> _TASK INPUT_:
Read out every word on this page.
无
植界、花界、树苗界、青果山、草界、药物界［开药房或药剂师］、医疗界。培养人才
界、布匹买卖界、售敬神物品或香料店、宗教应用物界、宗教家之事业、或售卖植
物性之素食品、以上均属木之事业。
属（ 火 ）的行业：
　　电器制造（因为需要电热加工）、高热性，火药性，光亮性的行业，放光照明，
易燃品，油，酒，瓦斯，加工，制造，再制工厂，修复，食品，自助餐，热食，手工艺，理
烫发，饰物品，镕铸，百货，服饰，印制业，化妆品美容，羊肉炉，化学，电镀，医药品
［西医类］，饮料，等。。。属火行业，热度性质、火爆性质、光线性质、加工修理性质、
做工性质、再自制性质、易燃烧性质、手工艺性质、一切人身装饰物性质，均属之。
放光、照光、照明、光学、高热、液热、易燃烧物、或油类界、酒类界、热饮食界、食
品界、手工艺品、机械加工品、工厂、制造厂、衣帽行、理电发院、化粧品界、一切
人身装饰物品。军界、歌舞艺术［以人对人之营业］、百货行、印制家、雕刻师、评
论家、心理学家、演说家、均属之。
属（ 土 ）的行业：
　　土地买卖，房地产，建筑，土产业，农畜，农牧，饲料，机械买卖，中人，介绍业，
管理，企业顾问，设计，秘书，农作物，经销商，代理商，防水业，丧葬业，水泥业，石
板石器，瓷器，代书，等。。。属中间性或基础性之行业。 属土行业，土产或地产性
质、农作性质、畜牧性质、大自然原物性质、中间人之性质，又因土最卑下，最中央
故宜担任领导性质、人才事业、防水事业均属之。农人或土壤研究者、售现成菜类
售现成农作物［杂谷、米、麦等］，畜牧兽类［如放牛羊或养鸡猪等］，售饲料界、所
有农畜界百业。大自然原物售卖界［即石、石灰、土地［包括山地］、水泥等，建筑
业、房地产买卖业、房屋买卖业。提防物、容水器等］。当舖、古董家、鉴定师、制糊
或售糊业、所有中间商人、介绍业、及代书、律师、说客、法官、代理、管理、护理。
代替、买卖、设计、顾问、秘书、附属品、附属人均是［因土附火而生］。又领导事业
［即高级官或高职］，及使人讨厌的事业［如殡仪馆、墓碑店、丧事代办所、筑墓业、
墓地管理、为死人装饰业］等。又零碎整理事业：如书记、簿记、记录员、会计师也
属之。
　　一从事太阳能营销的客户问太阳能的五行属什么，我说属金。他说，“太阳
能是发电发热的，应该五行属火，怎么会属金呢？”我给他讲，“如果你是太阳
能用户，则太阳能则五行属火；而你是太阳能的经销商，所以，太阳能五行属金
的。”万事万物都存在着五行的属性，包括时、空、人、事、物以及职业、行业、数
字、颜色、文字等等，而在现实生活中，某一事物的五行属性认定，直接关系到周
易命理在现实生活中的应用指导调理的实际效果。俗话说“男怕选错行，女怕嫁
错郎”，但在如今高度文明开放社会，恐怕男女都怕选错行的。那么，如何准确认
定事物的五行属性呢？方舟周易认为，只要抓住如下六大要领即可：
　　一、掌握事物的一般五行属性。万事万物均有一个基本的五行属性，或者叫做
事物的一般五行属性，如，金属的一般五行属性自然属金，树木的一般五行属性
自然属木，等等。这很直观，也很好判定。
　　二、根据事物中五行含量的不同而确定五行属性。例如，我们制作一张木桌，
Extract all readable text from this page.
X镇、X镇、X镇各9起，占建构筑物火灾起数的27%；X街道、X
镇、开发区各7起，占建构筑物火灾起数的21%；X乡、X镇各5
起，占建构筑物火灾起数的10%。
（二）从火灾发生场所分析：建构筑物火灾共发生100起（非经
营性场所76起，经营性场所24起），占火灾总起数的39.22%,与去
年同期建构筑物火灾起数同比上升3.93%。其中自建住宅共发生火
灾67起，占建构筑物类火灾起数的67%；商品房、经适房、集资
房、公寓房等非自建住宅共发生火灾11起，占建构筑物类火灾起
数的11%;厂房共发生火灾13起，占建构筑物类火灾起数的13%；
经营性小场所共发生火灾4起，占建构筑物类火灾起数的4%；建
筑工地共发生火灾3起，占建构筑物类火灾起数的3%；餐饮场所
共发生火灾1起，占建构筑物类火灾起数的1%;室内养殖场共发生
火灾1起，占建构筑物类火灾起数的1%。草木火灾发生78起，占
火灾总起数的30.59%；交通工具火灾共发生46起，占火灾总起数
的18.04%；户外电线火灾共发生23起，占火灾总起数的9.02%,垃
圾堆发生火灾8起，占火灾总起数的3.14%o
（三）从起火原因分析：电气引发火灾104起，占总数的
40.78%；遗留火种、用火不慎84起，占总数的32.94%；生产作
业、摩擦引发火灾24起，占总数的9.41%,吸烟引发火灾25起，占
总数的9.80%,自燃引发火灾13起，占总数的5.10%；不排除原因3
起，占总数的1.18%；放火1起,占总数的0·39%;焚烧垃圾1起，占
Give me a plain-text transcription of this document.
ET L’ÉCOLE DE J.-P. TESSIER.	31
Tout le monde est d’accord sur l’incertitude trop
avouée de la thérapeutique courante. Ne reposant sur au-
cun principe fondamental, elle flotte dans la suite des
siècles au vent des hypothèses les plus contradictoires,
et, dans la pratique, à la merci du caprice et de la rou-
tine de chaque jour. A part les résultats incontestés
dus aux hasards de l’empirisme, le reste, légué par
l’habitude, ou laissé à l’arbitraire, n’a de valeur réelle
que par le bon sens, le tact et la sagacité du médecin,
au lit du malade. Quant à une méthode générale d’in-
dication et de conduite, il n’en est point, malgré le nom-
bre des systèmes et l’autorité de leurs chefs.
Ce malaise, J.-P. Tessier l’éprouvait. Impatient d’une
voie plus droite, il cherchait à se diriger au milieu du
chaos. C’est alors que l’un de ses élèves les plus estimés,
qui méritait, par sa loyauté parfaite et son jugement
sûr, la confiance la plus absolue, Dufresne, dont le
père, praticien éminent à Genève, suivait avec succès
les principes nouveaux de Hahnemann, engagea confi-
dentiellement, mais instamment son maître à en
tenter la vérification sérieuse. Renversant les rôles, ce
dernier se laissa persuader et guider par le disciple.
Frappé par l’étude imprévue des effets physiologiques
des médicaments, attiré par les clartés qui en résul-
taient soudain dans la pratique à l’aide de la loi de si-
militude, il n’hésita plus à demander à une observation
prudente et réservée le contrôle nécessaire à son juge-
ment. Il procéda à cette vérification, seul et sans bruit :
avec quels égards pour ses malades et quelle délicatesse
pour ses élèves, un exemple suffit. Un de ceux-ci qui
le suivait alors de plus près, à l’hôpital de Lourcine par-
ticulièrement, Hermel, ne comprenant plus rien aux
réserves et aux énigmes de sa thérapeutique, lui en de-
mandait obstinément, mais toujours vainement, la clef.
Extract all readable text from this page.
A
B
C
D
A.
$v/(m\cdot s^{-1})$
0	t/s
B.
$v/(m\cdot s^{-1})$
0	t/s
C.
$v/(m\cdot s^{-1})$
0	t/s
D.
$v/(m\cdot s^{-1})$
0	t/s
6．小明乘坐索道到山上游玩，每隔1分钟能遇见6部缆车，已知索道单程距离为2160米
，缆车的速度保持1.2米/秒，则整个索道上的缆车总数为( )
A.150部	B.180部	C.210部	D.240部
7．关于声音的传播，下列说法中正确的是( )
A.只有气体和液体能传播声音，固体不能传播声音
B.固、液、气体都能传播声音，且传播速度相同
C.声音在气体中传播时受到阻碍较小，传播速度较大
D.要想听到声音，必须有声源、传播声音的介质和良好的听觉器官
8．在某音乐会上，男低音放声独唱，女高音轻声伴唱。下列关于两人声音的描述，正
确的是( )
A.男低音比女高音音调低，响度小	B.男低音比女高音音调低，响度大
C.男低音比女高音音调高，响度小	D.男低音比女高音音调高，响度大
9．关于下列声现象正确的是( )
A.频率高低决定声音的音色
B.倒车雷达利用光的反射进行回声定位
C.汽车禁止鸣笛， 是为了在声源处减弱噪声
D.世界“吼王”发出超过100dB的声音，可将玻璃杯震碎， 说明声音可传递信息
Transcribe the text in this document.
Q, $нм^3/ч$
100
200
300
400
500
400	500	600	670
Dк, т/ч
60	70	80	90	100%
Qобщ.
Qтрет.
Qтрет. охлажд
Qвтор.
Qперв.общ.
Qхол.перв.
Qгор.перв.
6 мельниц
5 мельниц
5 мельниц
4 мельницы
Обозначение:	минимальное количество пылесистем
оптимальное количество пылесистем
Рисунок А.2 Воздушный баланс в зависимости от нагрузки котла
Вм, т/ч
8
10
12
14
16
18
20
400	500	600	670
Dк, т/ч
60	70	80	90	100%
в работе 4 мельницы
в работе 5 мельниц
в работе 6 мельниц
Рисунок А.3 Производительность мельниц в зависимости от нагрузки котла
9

> _SET EXERCISE_: Count how many lines in the data above hold the string "élèves", and give the number with no other words.

> _ANSWER TO THIS TASK_: 2